Problem to work on. Only a number is wanted here: the number of lines of the data that include "text".

Data lines.
——

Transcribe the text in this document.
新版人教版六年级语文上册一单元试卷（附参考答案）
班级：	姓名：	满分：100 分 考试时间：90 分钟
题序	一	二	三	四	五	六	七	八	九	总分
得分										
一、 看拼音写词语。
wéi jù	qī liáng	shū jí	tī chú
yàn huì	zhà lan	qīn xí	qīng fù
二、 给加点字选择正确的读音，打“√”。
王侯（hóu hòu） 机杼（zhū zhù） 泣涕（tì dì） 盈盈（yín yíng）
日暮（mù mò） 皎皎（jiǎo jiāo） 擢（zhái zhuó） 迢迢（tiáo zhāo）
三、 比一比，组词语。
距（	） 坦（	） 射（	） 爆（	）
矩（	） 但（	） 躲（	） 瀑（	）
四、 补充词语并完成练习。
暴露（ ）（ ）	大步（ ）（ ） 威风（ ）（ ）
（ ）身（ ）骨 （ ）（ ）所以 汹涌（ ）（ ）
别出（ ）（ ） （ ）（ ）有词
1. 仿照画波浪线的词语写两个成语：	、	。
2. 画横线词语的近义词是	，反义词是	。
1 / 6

——

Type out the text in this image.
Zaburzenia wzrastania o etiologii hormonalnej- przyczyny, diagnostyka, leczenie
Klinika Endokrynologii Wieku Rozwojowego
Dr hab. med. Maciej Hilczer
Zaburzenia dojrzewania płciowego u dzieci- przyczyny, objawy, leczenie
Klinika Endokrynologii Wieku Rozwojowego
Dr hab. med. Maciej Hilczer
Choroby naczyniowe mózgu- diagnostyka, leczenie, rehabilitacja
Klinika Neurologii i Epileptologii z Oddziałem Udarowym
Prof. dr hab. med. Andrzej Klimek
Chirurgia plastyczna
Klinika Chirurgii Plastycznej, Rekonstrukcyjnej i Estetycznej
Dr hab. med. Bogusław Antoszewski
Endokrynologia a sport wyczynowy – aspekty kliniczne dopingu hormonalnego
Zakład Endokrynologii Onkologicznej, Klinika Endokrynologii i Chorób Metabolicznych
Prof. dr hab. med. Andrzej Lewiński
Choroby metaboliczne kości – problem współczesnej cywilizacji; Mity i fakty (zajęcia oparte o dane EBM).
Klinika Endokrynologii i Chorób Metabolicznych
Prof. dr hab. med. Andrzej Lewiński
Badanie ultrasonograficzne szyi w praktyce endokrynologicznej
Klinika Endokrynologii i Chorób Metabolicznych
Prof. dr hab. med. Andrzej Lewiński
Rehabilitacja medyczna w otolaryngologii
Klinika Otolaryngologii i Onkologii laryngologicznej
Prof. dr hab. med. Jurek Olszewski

——

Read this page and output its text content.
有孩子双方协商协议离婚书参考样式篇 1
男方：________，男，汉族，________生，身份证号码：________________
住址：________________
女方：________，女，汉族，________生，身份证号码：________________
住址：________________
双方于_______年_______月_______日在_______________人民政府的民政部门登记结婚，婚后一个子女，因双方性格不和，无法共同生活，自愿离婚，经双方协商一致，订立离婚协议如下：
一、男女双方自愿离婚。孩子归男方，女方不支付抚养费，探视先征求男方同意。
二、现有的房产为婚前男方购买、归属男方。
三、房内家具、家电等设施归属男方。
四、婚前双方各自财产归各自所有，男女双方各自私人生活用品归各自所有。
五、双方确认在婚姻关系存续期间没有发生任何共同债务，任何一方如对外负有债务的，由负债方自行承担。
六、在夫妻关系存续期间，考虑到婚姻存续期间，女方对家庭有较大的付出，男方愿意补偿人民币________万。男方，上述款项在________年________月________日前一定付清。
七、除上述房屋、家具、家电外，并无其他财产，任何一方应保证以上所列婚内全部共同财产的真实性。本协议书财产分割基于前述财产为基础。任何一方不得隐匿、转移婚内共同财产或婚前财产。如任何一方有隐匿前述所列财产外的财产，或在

——

Answer to this exercise. 3